=== RECORDS FOR PROCESSING ===

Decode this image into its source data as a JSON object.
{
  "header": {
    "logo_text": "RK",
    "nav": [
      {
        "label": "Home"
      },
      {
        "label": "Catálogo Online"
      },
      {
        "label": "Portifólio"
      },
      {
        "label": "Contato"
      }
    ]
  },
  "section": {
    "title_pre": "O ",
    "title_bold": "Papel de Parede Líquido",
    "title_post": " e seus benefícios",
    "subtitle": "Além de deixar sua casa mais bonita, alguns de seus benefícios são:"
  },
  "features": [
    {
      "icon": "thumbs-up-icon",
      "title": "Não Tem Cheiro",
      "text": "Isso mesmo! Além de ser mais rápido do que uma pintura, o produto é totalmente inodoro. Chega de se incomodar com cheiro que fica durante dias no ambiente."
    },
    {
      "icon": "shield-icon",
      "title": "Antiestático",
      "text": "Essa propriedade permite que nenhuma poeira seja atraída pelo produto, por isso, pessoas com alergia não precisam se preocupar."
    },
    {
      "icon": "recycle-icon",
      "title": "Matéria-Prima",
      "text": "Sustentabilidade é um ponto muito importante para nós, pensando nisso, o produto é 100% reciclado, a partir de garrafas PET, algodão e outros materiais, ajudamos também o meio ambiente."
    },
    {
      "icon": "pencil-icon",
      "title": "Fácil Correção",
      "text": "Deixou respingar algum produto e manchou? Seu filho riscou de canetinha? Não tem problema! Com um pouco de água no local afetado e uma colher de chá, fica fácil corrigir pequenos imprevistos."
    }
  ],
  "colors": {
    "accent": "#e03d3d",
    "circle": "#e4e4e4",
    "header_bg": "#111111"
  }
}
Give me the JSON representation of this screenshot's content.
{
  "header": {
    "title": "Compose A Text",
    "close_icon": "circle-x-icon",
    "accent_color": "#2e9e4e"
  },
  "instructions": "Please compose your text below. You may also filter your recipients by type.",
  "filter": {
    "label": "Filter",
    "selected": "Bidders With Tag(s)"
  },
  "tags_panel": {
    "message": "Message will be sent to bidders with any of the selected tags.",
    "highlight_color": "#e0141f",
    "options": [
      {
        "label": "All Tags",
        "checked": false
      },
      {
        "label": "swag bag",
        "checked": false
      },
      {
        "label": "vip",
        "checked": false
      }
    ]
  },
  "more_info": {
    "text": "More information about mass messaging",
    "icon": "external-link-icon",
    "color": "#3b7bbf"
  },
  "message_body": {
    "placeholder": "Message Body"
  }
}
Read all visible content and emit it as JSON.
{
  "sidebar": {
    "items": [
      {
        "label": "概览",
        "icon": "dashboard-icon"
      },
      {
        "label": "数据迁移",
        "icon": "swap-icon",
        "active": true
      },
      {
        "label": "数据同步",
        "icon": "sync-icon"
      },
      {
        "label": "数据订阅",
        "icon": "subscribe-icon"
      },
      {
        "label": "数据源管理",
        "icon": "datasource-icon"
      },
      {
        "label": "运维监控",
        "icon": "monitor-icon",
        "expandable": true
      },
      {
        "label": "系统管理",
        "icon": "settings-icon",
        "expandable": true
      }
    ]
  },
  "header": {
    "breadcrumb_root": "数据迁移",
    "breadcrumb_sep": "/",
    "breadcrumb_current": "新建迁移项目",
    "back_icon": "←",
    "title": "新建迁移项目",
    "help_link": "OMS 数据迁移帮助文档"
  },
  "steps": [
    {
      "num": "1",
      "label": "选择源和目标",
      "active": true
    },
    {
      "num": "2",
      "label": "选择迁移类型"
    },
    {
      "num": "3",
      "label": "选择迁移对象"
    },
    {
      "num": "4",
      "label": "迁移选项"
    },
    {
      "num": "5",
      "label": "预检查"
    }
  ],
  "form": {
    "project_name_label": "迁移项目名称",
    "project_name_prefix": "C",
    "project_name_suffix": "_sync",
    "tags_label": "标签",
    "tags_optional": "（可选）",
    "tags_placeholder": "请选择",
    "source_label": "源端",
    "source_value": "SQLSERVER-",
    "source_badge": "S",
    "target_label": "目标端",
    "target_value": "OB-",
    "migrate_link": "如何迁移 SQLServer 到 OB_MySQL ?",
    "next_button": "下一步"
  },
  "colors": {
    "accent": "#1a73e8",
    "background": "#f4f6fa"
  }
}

===

◆ YOUR OBJECTIVE
Return all of the above records exactly, leaving no line out.

◆ WRITTEN SOLUTION
Decode this image into its source data as a JSON object.
{
  "header": {
    "logo_text": "RK",
    "nav": [
      {
        "label": "Home"
      },
      {
        "label": "Catálogo Online"
      },
      {
        "label": "Portifólio"
      },
      {
        "label": "Contato"
      }
    ]
  },
  "section": {
    "title_pre": "O ",
    "title_bold": "Papel de Parede Líquido",
    "title_post": " e seus benefícios",
    "subtitle": "Além de deixar sua casa mais bonita, alguns de seus benefícios são:"
  },
  "features": [
    {
      "icon": "thumbs-up-icon",
      "title": "Não Tem Cheiro",
      "text": "Isso mesmo! Além de ser mais rápido do que uma pintura, o produto é totalmente inodoro. Chega de se incomodar com cheiro que fica durante dias no ambiente."
    },
    {
      "icon": "shield-icon",
      "title": "Antiestático",
      "text": "Essa propriedade permite que nenhuma poeira seja atraída pelo produto, por isso, pessoas com alergia não precisam se preocupar."
    },
    {
      "icon": "recycle-icon",
      "title": "Matéria-Prima",
      "text": "Sustentabilidade é um ponto muito importante para nós, pensando nisso, o produto é 100% reciclado, a partir de garrafas PET, algodão e outros materiais, ajudamos também o meio ambiente."
    },
    {
      "icon": "pencil-icon",
      "title": "Fácil Correção",
      "text": "Deixou respingar algum produto e manchou? Seu filho riscou de canetinha? Não tem problema! Com um pouco de água no local afetado e uma colher de chá, fica fácil corrigir pequenos imprevistos."
    }
  ],
  "colors": {
    "accent": "#e03d3d",
    "circle": "#e4e4e4",
    "header_bg": "#111111"
  }
}
Give me the JSON representation of this screenshot's content.
{
  "header": {
    "title": "Compose A Text",
    "close_icon": "circle-x-icon",
    "accent_color": "#2e9e4e"
  },
  "instructions": "Please compose your text below. You may also filter your recipients by type.",
  "filter": {
    "label": "Filter",
    "selected": "Bidders With Tag(s)"
  },
  "tags_panel": {
    "message": "Message will be sent to bidders with any of the selected tags.",
    "highlight_color": "#e0141f",
    "options": [
      {
        "label": "All Tags",
        "checked": false
      },
      {
        "label": "swag bag",
        "checked": false
      },
      {
        "label": "vip",
        "checked": false
      }
    ]
  },
  "more_info": {
    "text": "More information about mass messaging",
    "icon": "external-link-icon",
    "color": "#3b7bbf"
  },
  "message_body": {
    "placeholder": "Message Body"
  }
}
Read all visible content and emit it as JSON.
{
  "sidebar": {
    "items": [
      {
        "label": "概览",
        "icon": "dashboard-icon"
      },
      {
        "label": "数据迁移",
        "icon": "swap-icon",
        "active": true
      },
      {
        "label": "数据同步",
        "icon": "sync-icon"
      },
      {
        "label": "数据订阅",
        "icon": "subscribe-icon"
      },
      {
        "label": "数据源管理",
        "icon": "datasource-icon"
      },
      {
        "label": "运维监控",
        "icon": "monitor-icon",
        "expandable": true
      },
      {
        "label": "系统管理",
        "icon": "settings-icon",
        "expandable": true
      }
    ]
  },
  "header": {
    "breadcrumb_root": "数据迁移",
    "breadcrumb_sep": "/",
    "breadcrumb_current": "新建迁移项目",
    "back_icon": "←",
    "title": "新建迁移项目",
    "help_link": "OMS 数据迁移帮助文档"
  },
  "steps": [
    {
      "num": "1",
      "label": "选择源和目标",
      "active": true
    },
    {
      "num": "2",
      "label": "选择迁移类型"
    },
    {
      "num": "3",
      "label": "选择迁移对象"
    },
    {
      "num": "4",
      "label": "迁移选项"
    },
    {
      "num": "5",
      "label": "预检查"
    }
  ],
  "form": {
    "project_name_label": "迁移项目名称",
    "project_name_prefix": "C",
    "project_name_suffix": "_sync",
    "tags_label": "标签",
    "tags_optional": "（可选）",
    "tags_placeholder": "请选择",
    "source_label": "源端",
    "source_value": "SQLSERVER-",
    "source_badge": "S",
    "target_label": "目标端",
    "target_value": "OB-",
    "migrate_link": "如何迁移 SQLServer 到 OB_MySQL ?",
    "next_button": "下一步"
  },
  "colors": {
    "accent": "#1a73e8",
    "background": "#f4f6fa"
  }
}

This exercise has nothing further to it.